### WORK REQUIRED
Look through the listing and locate every line containing the word "Hello"; copy those lines.

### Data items
════
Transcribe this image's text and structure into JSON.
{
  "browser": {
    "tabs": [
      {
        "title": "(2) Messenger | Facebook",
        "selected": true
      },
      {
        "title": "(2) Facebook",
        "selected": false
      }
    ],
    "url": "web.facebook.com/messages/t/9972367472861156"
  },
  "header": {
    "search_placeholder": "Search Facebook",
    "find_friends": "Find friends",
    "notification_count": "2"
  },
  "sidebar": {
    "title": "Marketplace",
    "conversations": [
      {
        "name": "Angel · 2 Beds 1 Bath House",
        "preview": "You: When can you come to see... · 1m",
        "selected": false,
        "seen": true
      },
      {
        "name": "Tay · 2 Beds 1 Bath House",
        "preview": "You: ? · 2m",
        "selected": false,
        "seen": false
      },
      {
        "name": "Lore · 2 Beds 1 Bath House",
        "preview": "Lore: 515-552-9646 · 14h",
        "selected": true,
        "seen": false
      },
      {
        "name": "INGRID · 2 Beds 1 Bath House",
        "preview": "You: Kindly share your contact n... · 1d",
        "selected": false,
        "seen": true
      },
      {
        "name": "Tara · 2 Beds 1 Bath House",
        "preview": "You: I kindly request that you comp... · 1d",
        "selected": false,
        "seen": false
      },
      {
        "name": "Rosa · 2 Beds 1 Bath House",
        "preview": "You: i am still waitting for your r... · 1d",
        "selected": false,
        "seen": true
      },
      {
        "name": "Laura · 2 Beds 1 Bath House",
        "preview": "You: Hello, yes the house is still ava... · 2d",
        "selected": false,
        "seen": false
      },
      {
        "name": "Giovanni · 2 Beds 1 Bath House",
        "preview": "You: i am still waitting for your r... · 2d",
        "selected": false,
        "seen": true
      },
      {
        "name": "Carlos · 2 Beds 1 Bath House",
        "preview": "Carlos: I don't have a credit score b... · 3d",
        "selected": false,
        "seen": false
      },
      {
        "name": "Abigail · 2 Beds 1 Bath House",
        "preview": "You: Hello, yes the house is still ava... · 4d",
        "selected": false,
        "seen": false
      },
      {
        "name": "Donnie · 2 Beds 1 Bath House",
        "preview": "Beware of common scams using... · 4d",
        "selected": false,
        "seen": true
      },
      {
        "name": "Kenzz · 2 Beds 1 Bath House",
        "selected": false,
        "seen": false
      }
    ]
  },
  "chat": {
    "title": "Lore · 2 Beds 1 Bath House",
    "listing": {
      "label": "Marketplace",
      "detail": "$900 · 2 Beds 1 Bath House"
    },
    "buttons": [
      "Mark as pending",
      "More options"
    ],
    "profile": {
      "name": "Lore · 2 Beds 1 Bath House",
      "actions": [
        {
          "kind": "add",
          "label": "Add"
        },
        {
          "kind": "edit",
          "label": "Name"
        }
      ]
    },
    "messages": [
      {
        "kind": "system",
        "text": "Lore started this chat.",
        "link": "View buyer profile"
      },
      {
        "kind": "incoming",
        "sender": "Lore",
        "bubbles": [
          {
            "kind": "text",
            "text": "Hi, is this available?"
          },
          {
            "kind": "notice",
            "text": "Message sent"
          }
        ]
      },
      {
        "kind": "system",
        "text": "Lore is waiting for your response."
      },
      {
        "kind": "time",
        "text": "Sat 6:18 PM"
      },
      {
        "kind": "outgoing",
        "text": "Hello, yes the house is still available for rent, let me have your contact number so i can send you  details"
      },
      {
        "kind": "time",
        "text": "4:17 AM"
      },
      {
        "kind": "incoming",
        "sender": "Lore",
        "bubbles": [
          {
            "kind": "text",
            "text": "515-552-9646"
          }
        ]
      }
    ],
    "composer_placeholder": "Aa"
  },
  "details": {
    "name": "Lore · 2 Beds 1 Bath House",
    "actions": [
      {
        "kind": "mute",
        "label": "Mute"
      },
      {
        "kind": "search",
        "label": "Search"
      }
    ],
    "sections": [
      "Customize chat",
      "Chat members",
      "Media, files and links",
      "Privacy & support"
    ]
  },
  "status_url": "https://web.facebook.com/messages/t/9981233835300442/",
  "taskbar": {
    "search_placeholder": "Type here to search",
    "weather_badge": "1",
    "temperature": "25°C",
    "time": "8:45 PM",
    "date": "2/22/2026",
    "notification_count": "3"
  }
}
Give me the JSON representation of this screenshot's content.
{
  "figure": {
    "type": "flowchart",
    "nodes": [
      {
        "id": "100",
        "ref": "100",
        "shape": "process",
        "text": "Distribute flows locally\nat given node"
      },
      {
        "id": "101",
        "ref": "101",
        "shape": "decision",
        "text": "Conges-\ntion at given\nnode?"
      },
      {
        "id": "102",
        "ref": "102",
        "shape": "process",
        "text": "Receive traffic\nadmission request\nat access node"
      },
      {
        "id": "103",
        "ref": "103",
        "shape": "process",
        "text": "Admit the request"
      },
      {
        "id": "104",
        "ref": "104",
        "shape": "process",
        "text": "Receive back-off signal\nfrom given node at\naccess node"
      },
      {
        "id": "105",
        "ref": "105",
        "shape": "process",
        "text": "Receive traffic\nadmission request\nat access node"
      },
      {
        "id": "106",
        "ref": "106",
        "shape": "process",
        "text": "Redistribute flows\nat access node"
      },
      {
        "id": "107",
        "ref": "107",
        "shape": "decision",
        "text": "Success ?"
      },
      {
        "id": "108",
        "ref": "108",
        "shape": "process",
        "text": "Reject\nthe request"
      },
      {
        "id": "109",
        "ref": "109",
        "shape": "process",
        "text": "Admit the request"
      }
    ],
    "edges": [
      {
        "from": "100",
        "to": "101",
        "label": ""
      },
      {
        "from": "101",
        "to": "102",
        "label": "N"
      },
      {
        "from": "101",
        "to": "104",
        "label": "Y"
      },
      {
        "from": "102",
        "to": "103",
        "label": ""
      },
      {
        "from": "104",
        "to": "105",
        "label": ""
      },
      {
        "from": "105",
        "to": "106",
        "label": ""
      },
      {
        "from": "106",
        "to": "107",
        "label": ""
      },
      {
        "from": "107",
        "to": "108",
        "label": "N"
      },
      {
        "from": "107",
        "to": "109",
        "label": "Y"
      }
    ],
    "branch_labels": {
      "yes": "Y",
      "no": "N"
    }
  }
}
════
### RESPONSE TO THIS TASK
        "preview": "You: Hello, yes the house is still ava... · 2d",
        "preview": "You: Hello, yes the house is still ava... · 4d",
        "text": "Hello, yes the house is still available for rent, let me have your contact number so i can send you  details"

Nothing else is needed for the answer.